═══ SUPPLIED DATA ═══
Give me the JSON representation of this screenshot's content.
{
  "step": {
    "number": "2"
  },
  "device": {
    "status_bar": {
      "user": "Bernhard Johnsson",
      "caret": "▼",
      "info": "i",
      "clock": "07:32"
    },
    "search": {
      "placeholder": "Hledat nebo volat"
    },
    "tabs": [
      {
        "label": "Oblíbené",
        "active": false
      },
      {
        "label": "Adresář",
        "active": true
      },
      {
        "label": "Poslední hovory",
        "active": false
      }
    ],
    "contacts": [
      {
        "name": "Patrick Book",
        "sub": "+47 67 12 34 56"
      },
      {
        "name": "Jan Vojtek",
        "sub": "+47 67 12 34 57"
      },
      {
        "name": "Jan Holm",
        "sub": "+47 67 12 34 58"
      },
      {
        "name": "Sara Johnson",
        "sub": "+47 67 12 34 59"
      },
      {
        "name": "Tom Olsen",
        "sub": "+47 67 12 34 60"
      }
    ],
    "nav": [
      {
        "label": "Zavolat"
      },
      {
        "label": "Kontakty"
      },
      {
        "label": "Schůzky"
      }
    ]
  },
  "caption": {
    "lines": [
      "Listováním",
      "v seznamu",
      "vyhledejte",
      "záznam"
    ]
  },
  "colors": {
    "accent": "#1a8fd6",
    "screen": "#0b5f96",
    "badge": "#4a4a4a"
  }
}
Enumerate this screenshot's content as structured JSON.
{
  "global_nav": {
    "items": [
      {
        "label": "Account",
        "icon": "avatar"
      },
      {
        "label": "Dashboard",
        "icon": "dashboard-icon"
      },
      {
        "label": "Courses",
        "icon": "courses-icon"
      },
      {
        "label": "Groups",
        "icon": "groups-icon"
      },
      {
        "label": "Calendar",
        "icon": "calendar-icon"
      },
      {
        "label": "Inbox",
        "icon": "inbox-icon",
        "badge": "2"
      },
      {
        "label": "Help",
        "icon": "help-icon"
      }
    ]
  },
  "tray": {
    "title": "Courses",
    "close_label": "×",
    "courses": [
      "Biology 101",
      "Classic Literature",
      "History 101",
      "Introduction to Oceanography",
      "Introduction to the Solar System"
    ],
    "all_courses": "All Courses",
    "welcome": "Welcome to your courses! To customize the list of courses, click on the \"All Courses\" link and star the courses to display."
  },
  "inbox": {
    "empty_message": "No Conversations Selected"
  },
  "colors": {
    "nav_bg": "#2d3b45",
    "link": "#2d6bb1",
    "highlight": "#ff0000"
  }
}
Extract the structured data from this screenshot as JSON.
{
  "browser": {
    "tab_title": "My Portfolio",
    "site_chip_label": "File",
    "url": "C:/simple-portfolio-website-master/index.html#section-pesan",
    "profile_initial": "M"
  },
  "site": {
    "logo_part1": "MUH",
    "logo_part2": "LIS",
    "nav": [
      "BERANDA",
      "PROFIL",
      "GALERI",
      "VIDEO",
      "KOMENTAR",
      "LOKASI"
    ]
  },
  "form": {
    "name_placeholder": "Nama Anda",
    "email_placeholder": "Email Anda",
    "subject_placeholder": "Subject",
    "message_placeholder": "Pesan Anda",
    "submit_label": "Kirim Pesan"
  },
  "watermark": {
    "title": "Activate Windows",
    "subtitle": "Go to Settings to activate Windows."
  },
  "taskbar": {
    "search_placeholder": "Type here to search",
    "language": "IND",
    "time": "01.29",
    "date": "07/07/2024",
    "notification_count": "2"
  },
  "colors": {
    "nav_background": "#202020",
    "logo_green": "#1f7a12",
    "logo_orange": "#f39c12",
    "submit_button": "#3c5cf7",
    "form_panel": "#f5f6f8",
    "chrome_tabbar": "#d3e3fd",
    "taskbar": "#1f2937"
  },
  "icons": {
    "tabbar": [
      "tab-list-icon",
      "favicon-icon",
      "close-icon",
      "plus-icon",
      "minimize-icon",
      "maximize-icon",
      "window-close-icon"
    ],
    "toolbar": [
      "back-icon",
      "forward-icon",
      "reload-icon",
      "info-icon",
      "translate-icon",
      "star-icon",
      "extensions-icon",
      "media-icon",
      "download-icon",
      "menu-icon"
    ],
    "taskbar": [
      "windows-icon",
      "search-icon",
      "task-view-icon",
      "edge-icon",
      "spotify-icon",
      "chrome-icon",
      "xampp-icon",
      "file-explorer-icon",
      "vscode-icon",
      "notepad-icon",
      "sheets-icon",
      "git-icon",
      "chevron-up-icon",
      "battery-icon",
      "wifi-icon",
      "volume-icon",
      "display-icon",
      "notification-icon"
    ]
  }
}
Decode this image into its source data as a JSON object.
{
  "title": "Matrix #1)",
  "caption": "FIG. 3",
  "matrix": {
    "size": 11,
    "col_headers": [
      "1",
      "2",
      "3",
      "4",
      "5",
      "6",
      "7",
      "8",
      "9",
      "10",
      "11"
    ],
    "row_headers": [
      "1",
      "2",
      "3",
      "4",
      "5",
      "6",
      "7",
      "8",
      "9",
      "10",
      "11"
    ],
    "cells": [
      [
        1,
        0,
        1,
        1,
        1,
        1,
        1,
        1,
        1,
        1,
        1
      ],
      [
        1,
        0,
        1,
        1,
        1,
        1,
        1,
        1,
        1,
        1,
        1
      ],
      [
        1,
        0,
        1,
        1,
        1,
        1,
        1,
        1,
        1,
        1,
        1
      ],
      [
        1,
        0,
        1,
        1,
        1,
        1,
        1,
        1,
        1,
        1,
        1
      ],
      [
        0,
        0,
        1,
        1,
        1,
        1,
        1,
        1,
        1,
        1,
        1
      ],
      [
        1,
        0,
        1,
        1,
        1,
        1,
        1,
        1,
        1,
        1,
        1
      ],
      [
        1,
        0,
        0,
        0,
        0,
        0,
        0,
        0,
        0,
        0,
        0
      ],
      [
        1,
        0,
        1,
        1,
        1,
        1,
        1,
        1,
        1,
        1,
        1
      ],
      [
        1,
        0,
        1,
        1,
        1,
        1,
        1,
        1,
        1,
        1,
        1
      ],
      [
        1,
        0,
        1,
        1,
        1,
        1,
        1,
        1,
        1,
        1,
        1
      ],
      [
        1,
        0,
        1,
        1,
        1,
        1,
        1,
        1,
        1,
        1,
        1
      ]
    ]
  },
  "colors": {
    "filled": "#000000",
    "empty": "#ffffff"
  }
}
═══
● **EXERCISE DESCRIPTION**
Copy out the full set of records precisely, leaving nothing out.

● **TASK SOLUTION**
Give me the JSON representation of this screenshot's content.
{
  "step": {
    "number": "2"
  },
  "device": {
    "status_bar": {
      "user": "Bernhard Johnsson",
      "caret": "▼",
      "info": "i",
      "clock": "07:32"
    },
    "search": {
      "placeholder": "Hledat nebo volat"
    },
    "tabs": [
      {
        "label": "Oblíbené",
        "active": false
      },
      {
        "label": "Adresář",
        "active": true
      },
      {
        "label": "Poslední hovory",
        "active": false
      }
    ],
    "contacts": [
      {
        "name": "Patrick Book",
        "sub": "+47 67 12 34 56"
      },
      {
        "name": "Jan Vojtek",
        "sub": "+47 67 12 34 57"
      },
      {
        "name": "Jan Holm",
        "sub": "+47 67 12 34 58"
      },
      {
        "name": "Sara Johnson",
        "sub": "+47 67 12 34 59"
      },
      {
        "name": "Tom Olsen",
        "sub": "+47 67 12 34 60"
      }
    ],
    "nav": [
      {
        "label": "Zavolat"
      },
      {
        "label": "Kontakty"
      },
      {
        "label": "Schůzky"
      }
    ]
  },
  "caption": {
    "lines": [
      "Listováním",
      "v seznamu",
      "vyhledejte",
      "záznam"
    ]
  },
  "colors": {
    "accent": "#1a8fd6",
    "screen": "#0b5f96",
    "badge": "#4a4a4a"
  }
}
Enumerate this screenshot's content as structured JSON.
{
  "global_nav": {
    "items": [
      {
        "label": "Account",
        "icon": "avatar"
      },
      {
        "label": "Dashboard",
        "icon": "dashboard-icon"
      },
      {
        "label": "Courses",
        "icon": "courses-icon"
      },
      {
        "label": "Groups",
        "icon": "groups-icon"
      },
      {
        "label": "Calendar",
        "icon": "calendar-icon"
      },
      {
        "label": "Inbox",
        "icon": "inbox-icon",
        "badge": "2"
      },
      {
        "label": "Help",
        "icon": "help-icon"
      }
    ]
  },
  "tray": {
    "title": "Courses",
    "close_label": "×",
    "courses": [
      "Biology 101",
      "Classic Literature",
      "History 101",
      "Introduction to Oceanography",
      "Introduction to the Solar System"
    ],
    "all_courses": "All Courses",
    "welcome": "Welcome to your courses! To customize the list of courses, click on the \"All Courses\" link and star the courses to display."
  },
  "inbox": {
    "empty_message": "No Conversations Selected"
  },
  "colors": {
    "nav_bg": "#2d3b45",
    "link": "#2d6bb1",
    "highlight": "#ff0000"
  }
}
Extract the structured data from this screenshot as JSON.
{
  "browser": {
    "tab_title": "My Portfolio",
    "site_chip_label": "File",
    "url": "C:/simple-portfolio-website-master/index.html#section-pesan",
    "profile_initial": "M"
  },
  "site": {
    "logo_part1": "MUH",
    "logo_part2": "LIS",
    "nav": [
      "BERANDA",
      "PROFIL",
      "GALERI",
      "VIDEO",
      "KOMENTAR",
      "LOKASI"
    ]
  },
  "form": {
    "name_placeholder": "Nama Anda",
    "email_placeholder": "Email Anda",
    "subject_placeholder": "Subject",
    "message_placeholder": "Pesan Anda",
    "submit_label": "Kirim Pesan"
  },
  "watermark": {
    "title": "Activate Windows",
    "subtitle": "Go to Settings to activate Windows."
  },
  "taskbar": {
    "search_placeholder": "Type here to search",
    "language": "IND",
    "time": "01.29",
    "date": "07/07/2024",
    "notification_count": "2"
  },
  "colors": {
    "nav_background": "#202020",
    "logo_green": "#1f7a12",
    "logo_orange": "#f39c12",
    "submit_button": "#3c5cf7",
    "form_panel": "#f5f6f8",
    "chrome_tabbar": "#d3e3fd",
    "taskbar": "#1f2937"
  },
  "icons": {
    "tabbar": [
      "tab-list-icon",
      "favicon-icon",
      "close-icon",
      "plus-icon",
      "minimize-icon",
      "maximize-icon",
      "window-close-icon"
    ],
    "toolbar": [
      "back-icon",
      "forward-icon",
      "reload-icon",
      "info-icon",
      "translate-icon",
      "star-icon",
      "extensions-icon",
      "media-icon",
      "download-icon",
      "menu-icon"
    ],
    "taskbar": [
      "windows-icon",
      "search-icon",
      "task-view-icon",
      "edge-icon",
      "spotify-icon",
      "chrome-icon",
      "xampp-icon",
      "file-explorer-icon",
      "vscode-icon",
      "notepad-icon",
      "sheets-icon",
      "git-icon",
      "chevron-up-icon",
      "battery-icon",
      "wifi-icon",
      "volume-icon",
      "display-icon",
      "notification-icon"
    ]
  }
}
Decode this image into its source data as a JSON object.
{
  "title": "Matrix #1)",
  "caption": "FIG. 3",
  "matrix": {
    "size": 11,
    "col_headers": [
      "1",
      "2",
      "3",
      "4",
      "5",
      "6",
      "7",
      "8",
      "9",
      "10",
      "11"
    ],
    "row_headers": [
      "1",
      "2",
      "3",
      "4",
      "5",
      "6",
      "7",
      "8",
      "9",
      "10",
      "11"
    ],
    "cells": [
      [
        1,
        0,
        1,
        1,
        1,
        1,
        1,
        1,
        1,
        1,
        1
      ],
      [
        1,
        0,
        1,
        1,
        1,
        1,
        1,
        1,
        1,
        1,
        1
      ],
      [
        1,
        0,
        1,
        1,
        1,
        1,
        1,
        1,
        1,
        1,
        1
      ],
      [
        1,
        0,
        1,
        1,
        1,
        1,
        1,
        1,
        1,
        1,
        1
      ],
      [
        0,
        0,
        1,
        1,
        1,
        1,
        1,
        1,
        1,
        1,
        1
      ],
      [
        1,
        0,
        1,
        1,
        1,
        1,
        1,
        1,
        1,
        1,
        1
      ],
      [
        1,
        0,
        0,
        0,
        0,
        0,
        0,
        0,
        0,
        0,
        0
      ],
      [
        1,
        0,
        1,
        1,
        1,
        1,
        1,
        1,
        1,
        1,
        1
      ],
      [
        1,
        0,
        1,
        1,
        1,
        1,
        1,
        1,
        1,
        1,
        1
      ],
      [
        1,
        0,
        1,
        1,
        1,
        1,
        1,
        1,
        1,
        1,
        1
      ],
      [
        1,
        0,
        1,
        1,
        1,
        1,
        1,
        1,
        1,
        1,
        1
      ]
    ]
  },
  "colors": {
    "filled": "#000000",
    "empty": "#ffffff"
  }
}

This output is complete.